begin

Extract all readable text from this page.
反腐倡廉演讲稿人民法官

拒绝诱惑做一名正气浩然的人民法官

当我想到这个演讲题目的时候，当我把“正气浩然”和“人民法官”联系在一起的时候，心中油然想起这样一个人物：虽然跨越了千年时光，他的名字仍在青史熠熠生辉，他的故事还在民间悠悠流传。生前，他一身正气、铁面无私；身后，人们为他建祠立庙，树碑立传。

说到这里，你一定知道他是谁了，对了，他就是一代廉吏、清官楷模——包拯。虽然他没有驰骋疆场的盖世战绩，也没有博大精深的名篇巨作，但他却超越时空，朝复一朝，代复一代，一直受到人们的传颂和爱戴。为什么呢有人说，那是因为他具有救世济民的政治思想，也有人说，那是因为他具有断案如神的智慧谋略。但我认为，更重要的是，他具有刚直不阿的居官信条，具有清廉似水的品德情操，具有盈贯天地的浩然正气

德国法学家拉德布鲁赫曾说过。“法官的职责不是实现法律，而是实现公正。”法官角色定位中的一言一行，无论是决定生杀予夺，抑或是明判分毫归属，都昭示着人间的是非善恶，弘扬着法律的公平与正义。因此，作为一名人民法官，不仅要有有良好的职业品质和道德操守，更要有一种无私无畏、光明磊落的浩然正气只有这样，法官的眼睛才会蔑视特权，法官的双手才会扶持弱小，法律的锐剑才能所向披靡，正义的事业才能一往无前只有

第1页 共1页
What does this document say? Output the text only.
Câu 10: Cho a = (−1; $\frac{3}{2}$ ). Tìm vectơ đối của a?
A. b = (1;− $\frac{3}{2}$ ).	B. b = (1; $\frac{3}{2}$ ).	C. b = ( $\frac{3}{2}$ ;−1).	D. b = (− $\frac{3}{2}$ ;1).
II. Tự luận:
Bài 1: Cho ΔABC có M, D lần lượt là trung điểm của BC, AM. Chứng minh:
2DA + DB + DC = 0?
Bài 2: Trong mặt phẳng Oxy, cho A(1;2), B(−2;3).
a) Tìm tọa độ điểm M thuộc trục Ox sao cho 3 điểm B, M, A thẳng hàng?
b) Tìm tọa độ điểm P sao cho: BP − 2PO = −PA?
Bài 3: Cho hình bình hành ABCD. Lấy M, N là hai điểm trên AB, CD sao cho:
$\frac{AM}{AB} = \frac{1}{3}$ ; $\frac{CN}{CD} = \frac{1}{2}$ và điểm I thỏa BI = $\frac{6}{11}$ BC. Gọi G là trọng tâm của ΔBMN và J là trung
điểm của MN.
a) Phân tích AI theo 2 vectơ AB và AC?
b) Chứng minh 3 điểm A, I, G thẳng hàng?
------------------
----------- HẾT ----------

end

__Short task__: Select, from the listing, all lines that include the word "frac".

__Exercise answer__:
Câu 10: Cho a = (−1; $\frac{3}{2}$ ). Tìm vectơ đối của a?
A. b = (1;− $\frac{3}{2}$ ).	B. b = (1; $\frac{3}{2}$ ).	C. b = ( $\frac{3}{2}$ ;−1).	D. b = (− $\frac{3}{2}$ ;1).
$\frac{AM}{AB} = \frac{1}{3}$ ; $\frac{CN}{CD} = \frac{1}{2}$ và điểm I thỏa BI = $\frac{6}{11}$ BC. Gọi G là trọng tâm của ΔBMN và J là trung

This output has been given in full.